# start of RECORDS SHOWN
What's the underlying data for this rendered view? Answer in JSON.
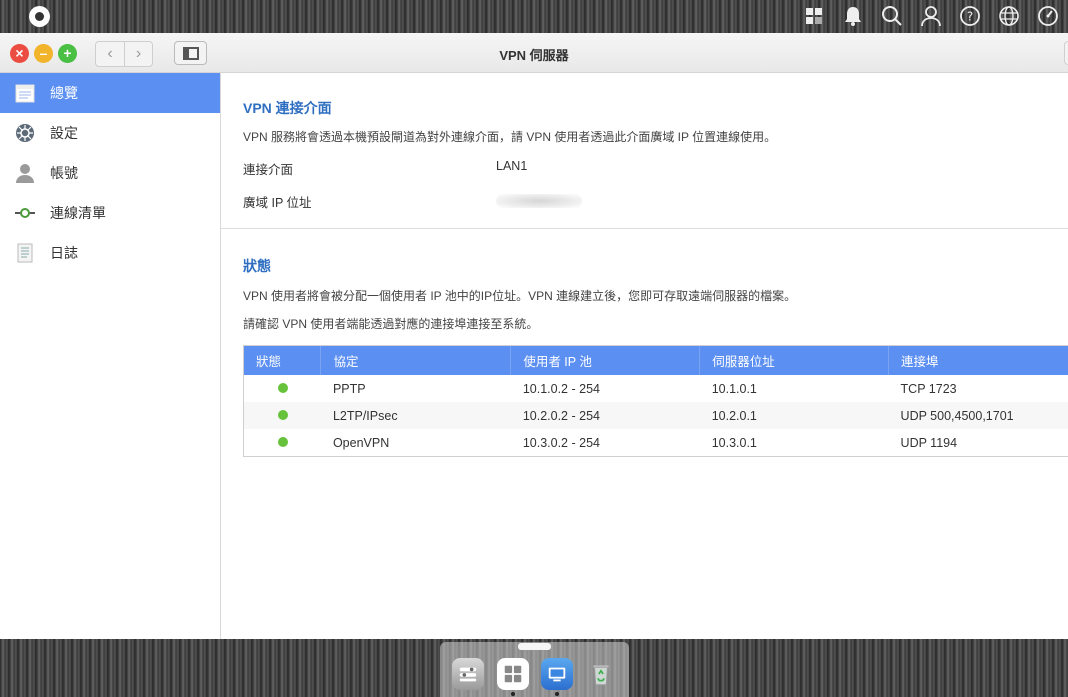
{
  "window": {
    "title": "VPN 伺服器"
  },
  "topbar": {
    "icons": [
      "widgets-icon",
      "bell-icon",
      "search-icon",
      "user-icon",
      "help-icon",
      "globe-icon",
      "dashboard-icon"
    ]
  },
  "sidebar": {
    "items": [
      {
        "label": "總覽",
        "icon": "overview-icon",
        "active": true
      },
      {
        "label": "設定",
        "icon": "settings-icon",
        "active": false
      },
      {
        "label": "帳號",
        "icon": "account-icon",
        "active": false
      },
      {
        "label": "連線清單",
        "icon": "connection-icon",
        "active": false
      },
      {
        "label": "日誌",
        "icon": "log-icon",
        "active": false
      }
    ]
  },
  "interface_section": {
    "title": "VPN 連接介面",
    "description": "VPN 服務將會透過本機預設閘道為對外連線介面，請 VPN 使用者透過此介面廣域 IP 位置連線使用。",
    "rows": [
      {
        "label": "連接介面",
        "value": "LAN1"
      },
      {
        "label": "廣域 IP 位址",
        "value": ""
      }
    ]
  },
  "status_section": {
    "title": "狀態",
    "description1": "VPN 使用者將會被分配一個使用者 IP 池中的IP位址。VPN 連線建立後，您即可存取遠端伺服器的檔案。",
    "description2": "請確認 VPN 使用者端能透過對應的連接埠連接至系統。",
    "table": {
      "headers": [
        "狀態",
        "協定",
        "使用者 IP 池",
        "伺服器位址",
        "連接埠"
      ],
      "rows": [
        {
          "status": "green",
          "protocol": "PPTP",
          "pool": "10.1.0.2 - 254",
          "server": "10.1.0.1",
          "port": "TCP 1723"
        },
        {
          "status": "green",
          "protocol": "L2TP/IPsec",
          "pool": "10.2.0.2 - 254",
          "server": "10.2.0.1",
          "port": "UDP 500,4500,1701"
        },
        {
          "status": "green",
          "protocol": "OpenVPN",
          "pool": "10.3.0.2 - 254",
          "server": "10.3.0.1",
          "port": "UDP 1194"
        }
      ]
    }
  },
  "dock": {
    "apps": [
      "control-panel-icon",
      "app-center-icon",
      "vpn-server-icon",
      "recycle-bin-icon"
    ]
  },
  "colors": {
    "accent": "#5b8ff1",
    "section_title": "#2f6fc1",
    "status_ok": "#66c23a"
  }
}
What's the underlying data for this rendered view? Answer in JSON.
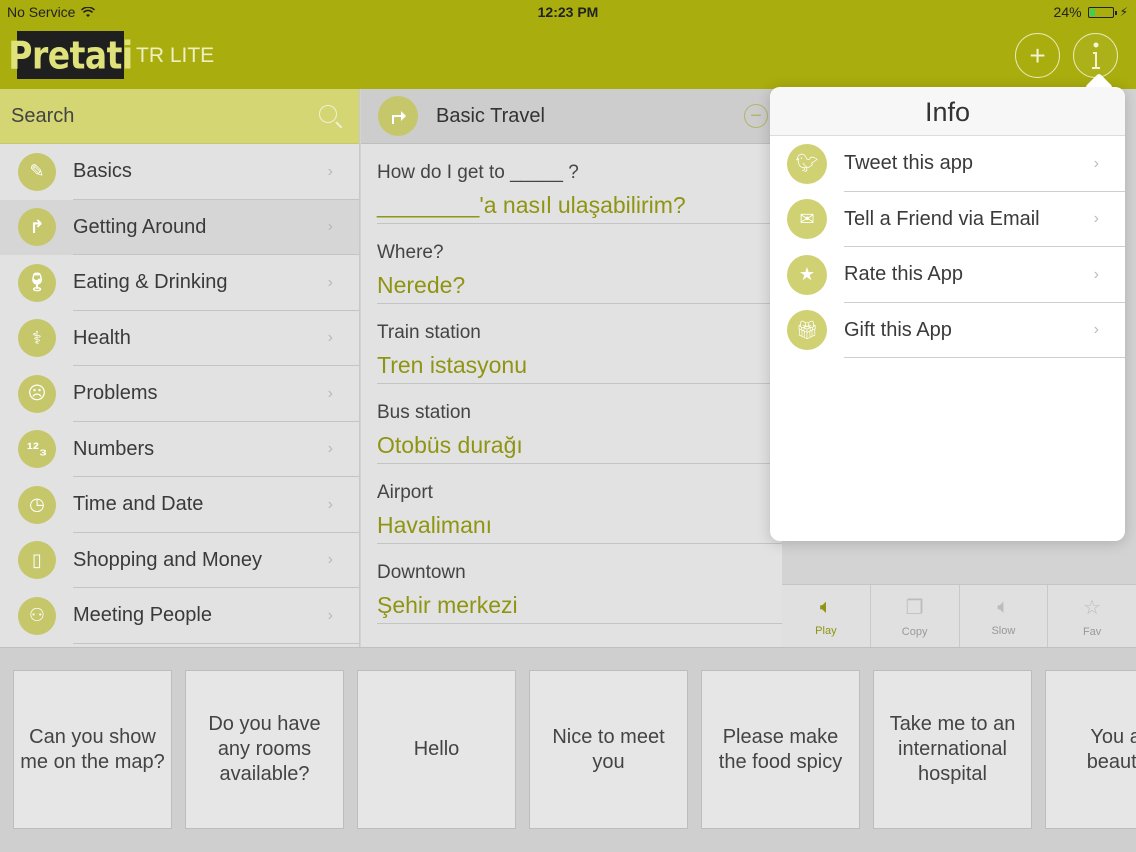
{
  "status_bar": {
    "carrier": "No Service",
    "time": "12:23 PM",
    "battery_percent": "24%",
    "battery_level": 0.24
  },
  "header": {
    "logo_text": "Pretati",
    "app_subtitle": "TR LITE"
  },
  "search": {
    "placeholder": "Search"
  },
  "categories": [
    {
      "label": "Basics",
      "icon": "pencil-icon"
    },
    {
      "label": "Getting Around",
      "icon": "turn-arrow-icon",
      "active": true
    },
    {
      "label": "Eating & Drinking",
      "icon": "glass-icon"
    },
    {
      "label": "Health",
      "icon": "stethoscope-icon"
    },
    {
      "label": "Problems",
      "icon": "sad-face-icon"
    },
    {
      "label": "Numbers",
      "icon": "numbers-icon"
    },
    {
      "label": "Time and Date",
      "icon": "clock-calendar-icon"
    },
    {
      "label": "Shopping and Money",
      "icon": "shopping-bag-icon"
    },
    {
      "label": "Meeting People",
      "icon": "people-icon"
    }
  ],
  "section": {
    "title": "Basic Travel"
  },
  "phrases": [
    {
      "en": "How do I get to _____ ?",
      "tr": "________'a nasıl ulaşabilirim?"
    },
    {
      "en": "Where?",
      "tr": "Nerede?"
    },
    {
      "en": "Train station",
      "tr": "Tren istasyonu"
    },
    {
      "en": "Bus station",
      "tr": "Otobüs durağı"
    },
    {
      "en": "Airport",
      "tr": "Havalimanı"
    },
    {
      "en": "Downtown",
      "tr": "Şehir merkezi"
    }
  ],
  "toolbar": {
    "play": "Play",
    "copy": "Copy",
    "slow": "Slow",
    "fav": "Fav"
  },
  "info_popover": {
    "title": "Info",
    "items": [
      {
        "label": "Tweet this app",
        "icon": "twitter-bird-icon"
      },
      {
        "label": "Tell a Friend via Email",
        "icon": "envelope-icon"
      },
      {
        "label": "Rate this App",
        "icon": "star-icon"
      },
      {
        "label": "Gift this App",
        "icon": "gift-icon"
      }
    ]
  },
  "quick_phrases": [
    "Can you show me on the map?",
    "Do you have any rooms available?",
    "Hello",
    "Nice to meet you",
    "Please make the food spicy",
    "Take me to an international hospital",
    "You are beautiful"
  ],
  "colors": {
    "brand_olive": "#a9ad0d",
    "accent_text": "#8f9512",
    "icon_circle": "#c5c76a"
  }
}
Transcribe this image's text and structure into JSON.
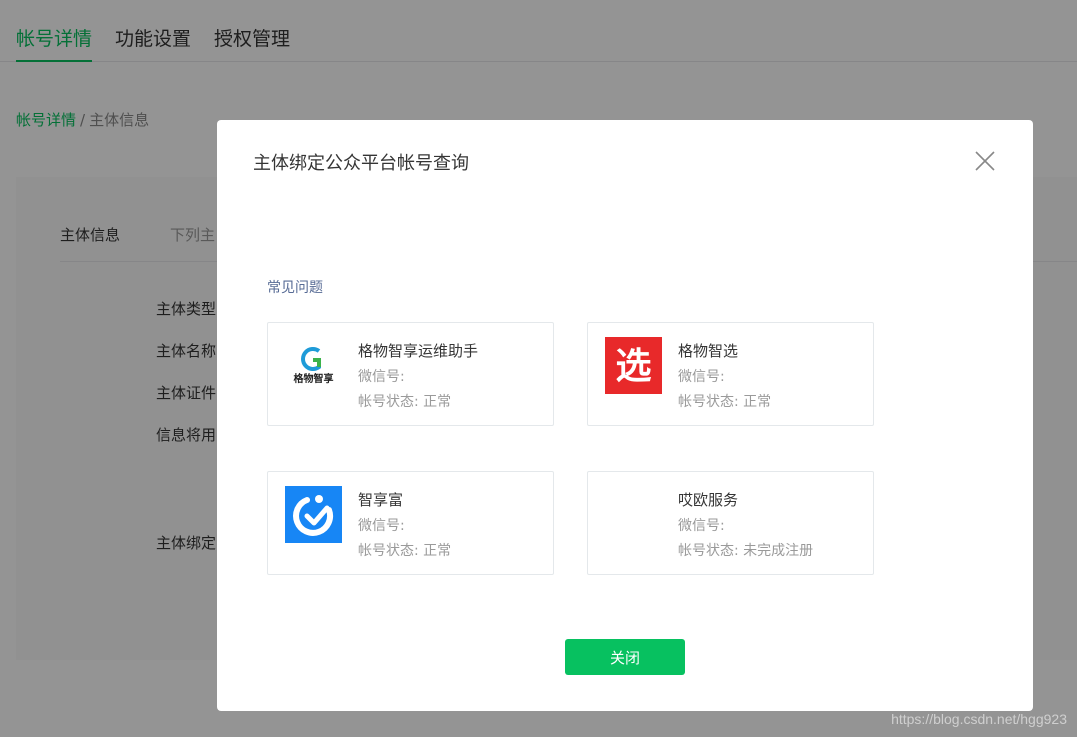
{
  "top_tabs": [
    {
      "label": "帐号详情"
    },
    {
      "label": "功能设置"
    },
    {
      "label": "授权管理"
    }
  ],
  "breadcrumb": {
    "link": "帐号详情",
    "separator": "/",
    "current": "主体信息"
  },
  "card": {
    "tabs": [
      {
        "label": "主体信息"
      },
      {
        "label": "下列主"
      }
    ],
    "fields": [
      {
        "label": "主体类型"
      },
      {
        "label": "主体名称"
      },
      {
        "label": "主体证件"
      },
      {
        "label": "信息将用"
      },
      {
        "label": "主体绑定"
      }
    ]
  },
  "dialog": {
    "title": "主体绑定公众平台帐号查询",
    "faq_link": "常见问题",
    "accounts": [
      {
        "name": "格物智享运维助手",
        "wechat_id": "微信号:",
        "status": "帐号状态: 正常",
        "logo_text": "格物智享",
        "logo_icon": "g-letter-icon"
      },
      {
        "name": "格物智选",
        "wechat_id": "微信号:",
        "status": "帐号状态: 正常",
        "logo_text": "选",
        "logo_color": "#e8292a"
      },
      {
        "name": "智享富",
        "wechat_id": "微信号:",
        "status": "帐号状态: 正常",
        "logo_icon": "circular-arrow-icon",
        "logo_color": "#1786f5"
      },
      {
        "name": "哎欧服务",
        "wechat_id": "微信号:",
        "status": "帐号状态: 未完成注册"
      }
    ],
    "close_button": "关闭"
  },
  "watermark": "https://blog.csdn.net/hgg923",
  "colors": {
    "accent": "#07c160",
    "link": "#576b95",
    "overlay": "rgba(0,0,0,0.42)"
  }
}
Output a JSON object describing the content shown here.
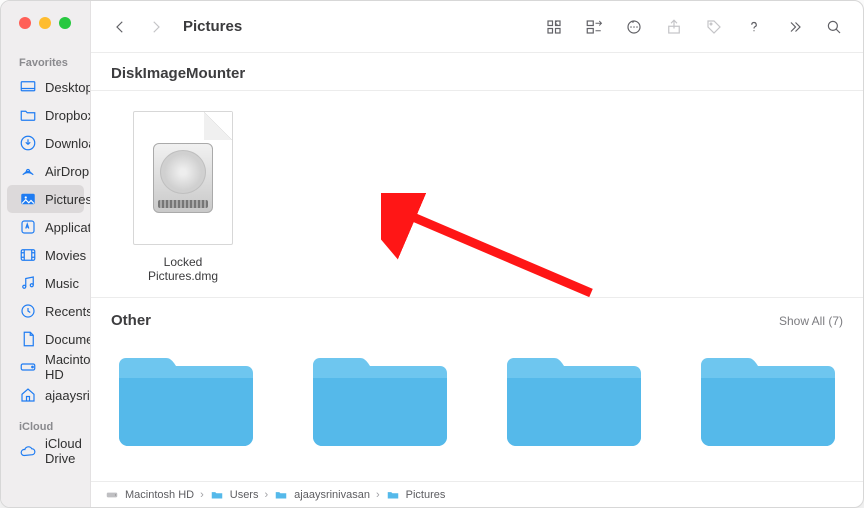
{
  "window": {
    "title": "Pictures"
  },
  "sidebar": {
    "groups": [
      {
        "label": "Favorites"
      },
      {
        "label": "iCloud"
      }
    ],
    "items": [
      {
        "label": "Desktop"
      },
      {
        "label": "Dropbox"
      },
      {
        "label": "Downloads"
      },
      {
        "label": "AirDrop"
      },
      {
        "label": "Pictures"
      },
      {
        "label": "Applications"
      },
      {
        "label": "Movies"
      },
      {
        "label": "Music"
      },
      {
        "label": "Recents"
      },
      {
        "label": "Documents"
      },
      {
        "label": "Macintosh HD"
      },
      {
        "label": "ajaaysrinivasan"
      }
    ],
    "icloud_items": [
      {
        "label": "iCloud Drive"
      }
    ]
  },
  "sections": {
    "s1": {
      "heading": "DiskImageMounter"
    },
    "s2": {
      "heading": "Other",
      "show_all": "Show All (7)"
    }
  },
  "files": {
    "dmg": {
      "name": "Locked Pictures.dmg"
    }
  },
  "pathbar": {
    "p0": "Macintosh HD",
    "p1": "Users",
    "p2": "ajaaysrinivasan",
    "p3": "Pictures"
  }
}
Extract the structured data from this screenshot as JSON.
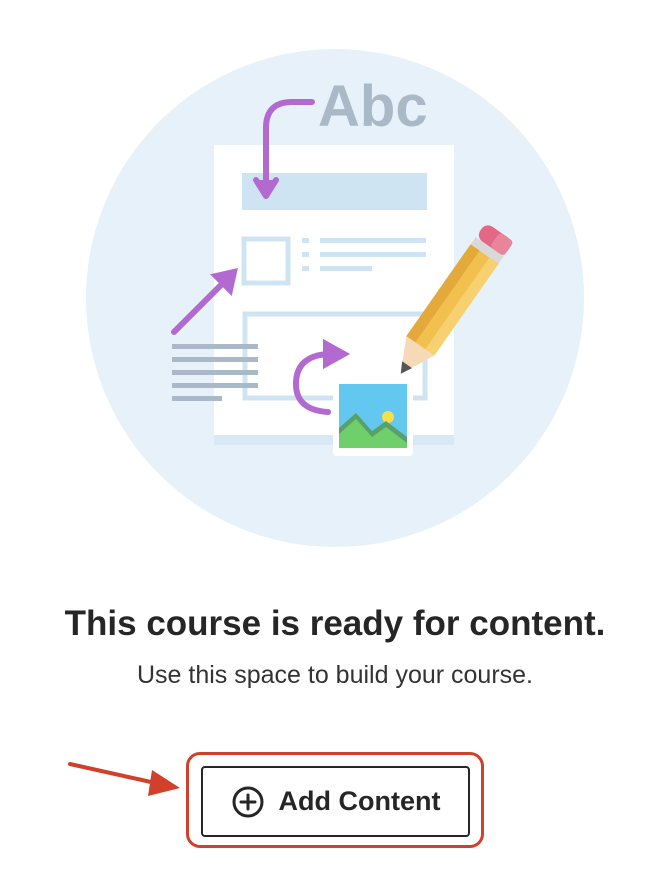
{
  "illustration": {
    "badge_text": "Abc",
    "colors": {
      "circle_bg": "#e6f1fa",
      "doc_lines": "#cfe4f3",
      "arrow_purple": "#b26ad1",
      "pencil_body": "#f2c04e",
      "eraser": "#e46886",
      "image_sky": "#63c8f0",
      "image_hills": "#6fcf6b"
    },
    "icons": [
      "document-icon",
      "pencil-icon",
      "image-icon",
      "text-lines-icon"
    ]
  },
  "empty_state": {
    "title": "This course is ready for content.",
    "subtitle": "Use this space to build your course."
  },
  "actions": {
    "add_content_label": "Add Content",
    "add_content_icon": "plus-circle-icon"
  },
  "annotation": {
    "highlight_color": "#d0402a",
    "pointer": "arrow-right-icon"
  }
}
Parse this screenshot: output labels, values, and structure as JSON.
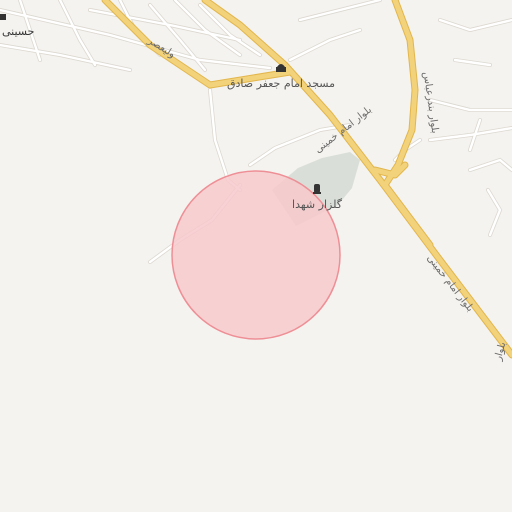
{
  "map": {
    "type": "street-map",
    "colors": {
      "background": "#f5f3ef",
      "highway": "#f2d27a",
      "highway_casing": "#e2b64d",
      "minor_road": "#ffffff",
      "minor_road_casing": "#dcd8d0",
      "park": "#d9dfd8",
      "highlight_circle_fill": "#f7c9cc",
      "highlight_circle_stroke": "#ee8f96"
    }
  },
  "labels": {
    "edge_top_left": "حسینی",
    "street_valiasr": "ولیعصر",
    "mosque_name": "مسجد امام جعفر صادق",
    "boulevard_top": "بلوار امام خمینی",
    "boulevard_bottom": "بلوار امام خمینی",
    "boulevard_edge": "بلوار",
    "bypass_road": "بلوار بندرعباس",
    "cemetery_name": "گلزار شهدا"
  },
  "pois": [
    {
      "name_ref": "mosque_name",
      "icon": "mosque-icon"
    },
    {
      "name_ref": "cemetery_name",
      "icon": "cemetery-icon"
    }
  ],
  "highlight": {
    "shape": "circle",
    "description_ref": "selected-area"
  }
}
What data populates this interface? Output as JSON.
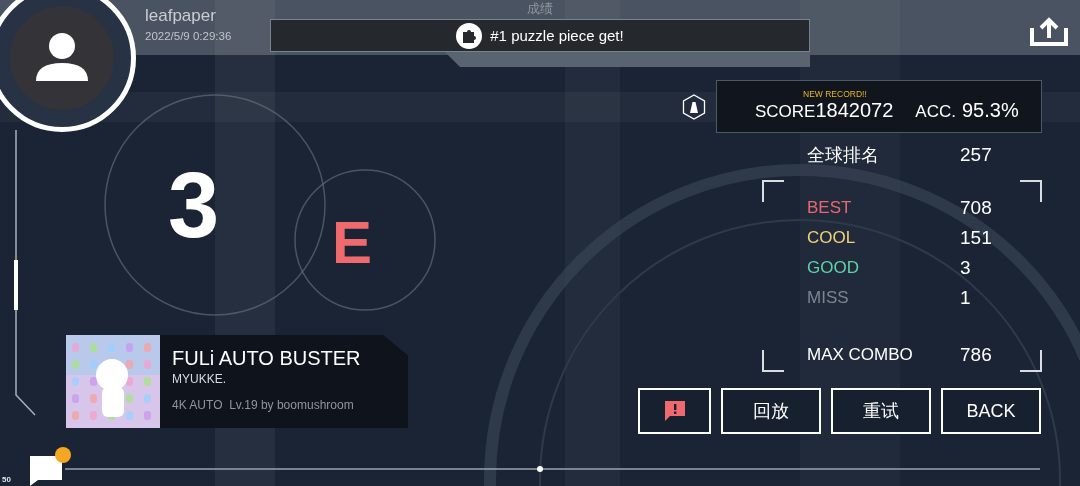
# end of RECORDS SHOWN
Count the lines that include the word "screenshot" and state the result as a bare number.

2